[Saved data entries]
* START *
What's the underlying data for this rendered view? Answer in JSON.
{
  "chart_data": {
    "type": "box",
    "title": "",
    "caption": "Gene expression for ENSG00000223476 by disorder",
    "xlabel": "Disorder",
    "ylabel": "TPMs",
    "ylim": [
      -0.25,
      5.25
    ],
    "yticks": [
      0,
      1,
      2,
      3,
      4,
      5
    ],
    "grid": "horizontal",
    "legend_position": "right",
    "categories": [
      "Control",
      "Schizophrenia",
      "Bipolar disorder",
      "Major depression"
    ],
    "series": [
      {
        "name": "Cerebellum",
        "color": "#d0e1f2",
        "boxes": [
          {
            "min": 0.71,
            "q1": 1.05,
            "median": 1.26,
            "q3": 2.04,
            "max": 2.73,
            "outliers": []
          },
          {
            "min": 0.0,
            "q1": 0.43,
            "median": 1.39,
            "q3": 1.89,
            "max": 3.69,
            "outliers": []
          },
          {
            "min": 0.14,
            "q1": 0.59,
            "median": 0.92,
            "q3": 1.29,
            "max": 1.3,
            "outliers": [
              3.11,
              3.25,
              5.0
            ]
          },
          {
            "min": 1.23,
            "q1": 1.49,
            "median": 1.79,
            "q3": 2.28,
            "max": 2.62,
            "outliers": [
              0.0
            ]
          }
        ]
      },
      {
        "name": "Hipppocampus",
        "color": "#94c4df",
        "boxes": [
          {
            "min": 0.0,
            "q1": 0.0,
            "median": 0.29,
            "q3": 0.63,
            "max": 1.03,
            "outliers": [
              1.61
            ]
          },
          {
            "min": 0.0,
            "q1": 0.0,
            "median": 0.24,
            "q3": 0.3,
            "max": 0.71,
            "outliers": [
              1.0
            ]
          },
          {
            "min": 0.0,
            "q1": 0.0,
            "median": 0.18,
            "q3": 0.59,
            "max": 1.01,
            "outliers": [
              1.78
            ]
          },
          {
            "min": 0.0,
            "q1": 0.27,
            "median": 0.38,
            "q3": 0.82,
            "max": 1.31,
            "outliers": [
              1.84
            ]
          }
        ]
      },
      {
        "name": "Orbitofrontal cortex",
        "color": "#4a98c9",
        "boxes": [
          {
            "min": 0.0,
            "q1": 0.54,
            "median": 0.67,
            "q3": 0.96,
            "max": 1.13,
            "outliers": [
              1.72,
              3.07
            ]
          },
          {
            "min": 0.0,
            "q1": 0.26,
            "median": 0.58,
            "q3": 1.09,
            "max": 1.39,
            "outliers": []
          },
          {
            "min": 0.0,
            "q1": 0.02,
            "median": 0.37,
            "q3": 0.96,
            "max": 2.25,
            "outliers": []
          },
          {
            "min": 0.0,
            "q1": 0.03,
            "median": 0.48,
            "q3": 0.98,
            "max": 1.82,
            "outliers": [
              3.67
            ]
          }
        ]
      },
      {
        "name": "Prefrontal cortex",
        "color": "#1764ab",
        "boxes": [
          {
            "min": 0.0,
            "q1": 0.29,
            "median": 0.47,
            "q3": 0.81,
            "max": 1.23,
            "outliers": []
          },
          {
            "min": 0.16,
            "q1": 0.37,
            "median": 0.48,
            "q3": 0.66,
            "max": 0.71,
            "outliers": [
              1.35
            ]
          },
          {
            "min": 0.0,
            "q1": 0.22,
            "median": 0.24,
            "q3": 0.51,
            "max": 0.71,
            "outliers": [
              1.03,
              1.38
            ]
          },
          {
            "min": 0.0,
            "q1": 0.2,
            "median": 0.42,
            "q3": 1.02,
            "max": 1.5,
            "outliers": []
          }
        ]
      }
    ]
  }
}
* END *
[Work required] Give the number of lines that carry the word "color", with nothing added.

[Response to this task] 4